-- start of SUPPLIED MATERIAL --
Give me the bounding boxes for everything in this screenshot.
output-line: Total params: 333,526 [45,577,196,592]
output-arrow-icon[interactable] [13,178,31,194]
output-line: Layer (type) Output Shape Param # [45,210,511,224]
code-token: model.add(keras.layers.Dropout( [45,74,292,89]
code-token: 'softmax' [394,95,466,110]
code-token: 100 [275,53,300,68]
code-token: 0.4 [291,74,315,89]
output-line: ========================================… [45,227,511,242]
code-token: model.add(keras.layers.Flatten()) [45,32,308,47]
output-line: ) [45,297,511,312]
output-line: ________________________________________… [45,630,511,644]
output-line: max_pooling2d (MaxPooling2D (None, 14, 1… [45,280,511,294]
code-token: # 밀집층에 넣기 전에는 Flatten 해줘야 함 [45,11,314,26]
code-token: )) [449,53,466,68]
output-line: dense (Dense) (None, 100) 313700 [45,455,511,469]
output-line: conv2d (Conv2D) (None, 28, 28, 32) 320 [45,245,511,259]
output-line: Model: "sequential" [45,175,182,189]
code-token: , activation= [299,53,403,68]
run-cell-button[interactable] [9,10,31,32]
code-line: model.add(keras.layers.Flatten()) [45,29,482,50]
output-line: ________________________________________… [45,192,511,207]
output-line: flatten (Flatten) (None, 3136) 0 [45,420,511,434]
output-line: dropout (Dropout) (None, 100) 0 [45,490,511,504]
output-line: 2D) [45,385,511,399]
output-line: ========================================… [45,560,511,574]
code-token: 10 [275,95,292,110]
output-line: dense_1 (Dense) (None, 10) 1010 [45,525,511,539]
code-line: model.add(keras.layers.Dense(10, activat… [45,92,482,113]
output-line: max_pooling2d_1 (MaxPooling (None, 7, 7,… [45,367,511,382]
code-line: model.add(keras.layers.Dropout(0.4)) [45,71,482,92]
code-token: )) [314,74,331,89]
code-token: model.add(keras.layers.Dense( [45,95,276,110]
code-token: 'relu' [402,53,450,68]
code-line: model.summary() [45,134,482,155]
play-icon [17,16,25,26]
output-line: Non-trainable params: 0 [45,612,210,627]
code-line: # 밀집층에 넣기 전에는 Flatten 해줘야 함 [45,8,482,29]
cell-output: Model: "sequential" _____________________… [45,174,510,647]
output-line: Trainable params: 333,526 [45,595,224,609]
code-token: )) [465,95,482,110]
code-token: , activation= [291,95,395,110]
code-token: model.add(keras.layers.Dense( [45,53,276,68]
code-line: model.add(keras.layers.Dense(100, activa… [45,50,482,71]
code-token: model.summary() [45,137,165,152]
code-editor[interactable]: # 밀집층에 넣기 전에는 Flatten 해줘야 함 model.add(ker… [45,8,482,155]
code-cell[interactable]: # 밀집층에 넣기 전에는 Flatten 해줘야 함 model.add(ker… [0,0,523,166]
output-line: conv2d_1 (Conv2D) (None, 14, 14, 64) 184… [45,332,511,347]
-- end of SUPPLIED MATERIAL --
» **WRITTEN TASK**:
Could you give these entries again with every "output-line" swapped for "output-row" and nothing else changed?

» **THE ANSWER**:
Give me the bounding boxes for everything in this screenshot.
output-row: Total params: 333,526 [45,577,196,592]
output-arrow-icon[interactable] [13,178,31,194]
output-row: Layer (type) Output Shape Param # [45,210,511,224]
code-token: model.add(keras.layers.Dropout( [45,74,292,89]
code-token: 'softmax' [394,95,466,110]
code-token: 100 [275,53,300,68]
code-token: 0.4 [291,74,315,89]
output-row: ========================================… [45,227,511,242]
code-token: model.add(keras.layers.Flatten()) [45,32,308,47]
output-row: ) [45,297,511,312]
output-row: ________________________________________… [45,630,511,644]
output-row: max_pooling2d (MaxPooling2D (None, 14, 1… [45,280,511,294]
code-token: # 밀집층에 넣기 전에는 Flatten 해줘야 함 [45,11,314,26]
code-token: )) [449,53,466,68]
output-row: dense (Dense) (None, 100) 313700 [45,455,511,469]
output-row: conv2d (Conv2D) (None, 28, 28, 32) 320 [45,245,511,259]
output-row: Model: "sequential" [45,175,182,189]
code-token: , activation= [299,53,403,68]
run-cell-button[interactable] [9,10,31,32]
code-line: model.add(keras.layers.Flatten()) [45,29,482,50]
output-row: ________________________________________… [45,192,511,207]
output-row: flatten (Flatten) (None, 3136) 0 [45,420,511,434]
output-row: dropout (Dropout) (None, 100) 0 [45,490,511,504]
output-row: 2D) [45,385,511,399]
output-row: ========================================… [45,560,511,574]
code-token: 10 [275,95,292,110]
output-row: dense_1 (Dense) (None, 10) 1010 [45,525,511,539]
code-line: model.add(keras.layers.Dense(10, activat… [45,92,482,113]
output-row: max_pooling2d_1 (MaxPooling (None, 7, 7,… [45,367,511,382]
code-line: model.add(keras.layers.Dropout(0.4)) [45,71,482,92]
code-token: )) [314,74,331,89]
code-token: model.add(keras.layers.Dense( [45,95,276,110]
code-token: 'relu' [402,53,450,68]
code-line: model.summary() [45,134,482,155]
play-icon [17,16,25,26]
output-row: Non-trainable params: 0 [45,612,210,627]
code-line: # 밀집층에 넣기 전에는 Flatten 해줘야 함 [45,8,482,29]
cell-output: Model: "sequential" _____________________… [45,174,510,647]
output-row: Trainable params: 333,526 [45,595,224,609]
code-token: )) [465,95,482,110]
code-token: , activation= [291,95,395,110]
code-token: model.add(keras.layers.Dense( [45,53,276,68]
code-line: model.add(keras.layers.Dense(100, activa… [45,50,482,71]
code-token: model.summary() [45,137,165,152]
code-editor[interactable]: # 밀집층에 넣기 전에는 Flatten 해줘야 함 model.add(ker… [45,8,482,155]
code-cell[interactable]: # 밀집층에 넣기 전에는 Flatten 해줘야 함 model.add(ker… [0,0,523,166]
output-row: conv2d_1 (Conv2D) (None, 14, 14, 64) 184… [45,332,511,347]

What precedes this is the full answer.